EXERCISE AIM: Without leaving out a single line, restate the entries below exactly.

(Figure collection entries)
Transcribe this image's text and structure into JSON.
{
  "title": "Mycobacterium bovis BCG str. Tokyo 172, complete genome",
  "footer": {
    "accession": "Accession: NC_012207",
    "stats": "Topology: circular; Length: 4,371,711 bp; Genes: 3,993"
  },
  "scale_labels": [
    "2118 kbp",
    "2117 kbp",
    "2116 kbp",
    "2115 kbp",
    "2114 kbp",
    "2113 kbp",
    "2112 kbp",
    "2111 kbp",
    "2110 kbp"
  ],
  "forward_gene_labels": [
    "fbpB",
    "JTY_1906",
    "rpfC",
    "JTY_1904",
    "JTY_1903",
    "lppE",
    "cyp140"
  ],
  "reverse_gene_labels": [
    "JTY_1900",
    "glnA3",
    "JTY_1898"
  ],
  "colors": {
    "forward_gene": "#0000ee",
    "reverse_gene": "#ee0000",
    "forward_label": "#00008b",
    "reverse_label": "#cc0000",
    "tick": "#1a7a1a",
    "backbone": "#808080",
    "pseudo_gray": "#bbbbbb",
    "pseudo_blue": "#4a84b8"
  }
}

EXERCISE ANSWER:
Transcribe this image's text and structure into JSON.
{
  "title": "Mycobacterium bovis BCG str. Tokyo 172, complete genome",
  "footer": {
    "accession": "Accession: NC_012207",
    "stats": "Topology: circular; Length: 4,371,711 bp; Genes: 3,993"
  },
  "scale_labels": [
    "2118 kbp",
    "2117 kbp",
    "2116 kbp",
    "2115 kbp",
    "2114 kbp",
    "2113 kbp",
    "2112 kbp",
    "2111 kbp",
    "2110 kbp"
  ],
  "forward_gene_labels": [
    "fbpB",
    "JTY_1906",
    "rpfC",
    "JTY_1904",
    "JTY_1903",
    "lppE",
    "cyp140"
  ],
  "reverse_gene_labels": [
    "JTY_1900",
    "glnA3",
    "JTY_1898"
  ],
  "colors": {
    "forward_gene": "#0000ee",
    "reverse_gene": "#ee0000",
    "forward_label": "#00008b",
    "reverse_label": "#cc0000",
    "tick": "#1a7a1a",
    "backbone": "#808080",
    "pseudo_gray": "#bbbbbb",
    "pseudo_blue": "#4a84b8"
  }
}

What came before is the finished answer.